| STATED TASK |
Make an exact copy of all the data.

| INFORMATION SHOWN |
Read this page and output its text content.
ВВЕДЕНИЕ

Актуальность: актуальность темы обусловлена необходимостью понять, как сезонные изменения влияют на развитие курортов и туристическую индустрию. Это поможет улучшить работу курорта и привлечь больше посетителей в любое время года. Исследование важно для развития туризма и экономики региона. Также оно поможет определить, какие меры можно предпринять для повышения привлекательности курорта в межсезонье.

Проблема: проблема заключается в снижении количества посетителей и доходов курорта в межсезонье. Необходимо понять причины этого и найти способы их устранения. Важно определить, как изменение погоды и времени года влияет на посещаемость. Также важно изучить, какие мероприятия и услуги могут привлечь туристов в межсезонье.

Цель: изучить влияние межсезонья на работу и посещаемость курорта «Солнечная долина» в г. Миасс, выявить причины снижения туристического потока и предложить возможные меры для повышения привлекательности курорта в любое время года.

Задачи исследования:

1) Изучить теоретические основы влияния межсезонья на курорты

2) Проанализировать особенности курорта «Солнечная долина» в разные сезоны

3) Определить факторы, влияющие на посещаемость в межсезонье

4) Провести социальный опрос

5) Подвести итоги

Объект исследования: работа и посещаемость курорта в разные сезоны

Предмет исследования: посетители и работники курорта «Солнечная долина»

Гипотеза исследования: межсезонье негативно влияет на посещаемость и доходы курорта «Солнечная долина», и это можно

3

| TASK RESULT |
Read this page and output its text content.
ВВЕДЕНИЕ

Актуальность: актуальность темы обусловлена необходимостью понять, как сезонные изменения влияют на развитие курортов и туристическую индустрию. Это поможет улучшить работу курорта и привлечь больше посетителей в любое время года. Исследование важно для развития туризма и экономики региона. Также оно поможет определить, какие меры можно предпринять для повышения привлекательности курорта в межсезонье.

Проблема: проблема заключается в снижении количества посетителей и доходов курорта в межсезонье. Необходимо понять причины этого и найти способы их устранения. Важно определить, как изменение погоды и времени года влияет на посещаемость. Также важно изучить, какие мероприятия и услуги могут привлечь туристов в межсезонье.

Цель: изучить влияние межсезонья на работу и посещаемость курорта «Солнечная долина» в г. Миасс, выявить причины снижения туристического потока и предложить возможные меры для повышения привлекательности курорта в любое время года.

Задачи исследования:

1) Изучить теоретические основы влияния межсезонья на курорты

2) Проанализировать особенности курорта «Солнечная долина» в разные сезоны

3) Определить факторы, влияющие на посещаемость в межсезонье

4) Провести социальный опрос

5) Подвести итоги

Объект исследования: работа и посещаемость курорта в разные сезоны

Предмет исследования: посетители и работники курорта «Солнечная долина»

Гипотеза исследования: межсезонье негативно влияет на посещаемость и доходы курорта «Солнечная долина», и это можно

3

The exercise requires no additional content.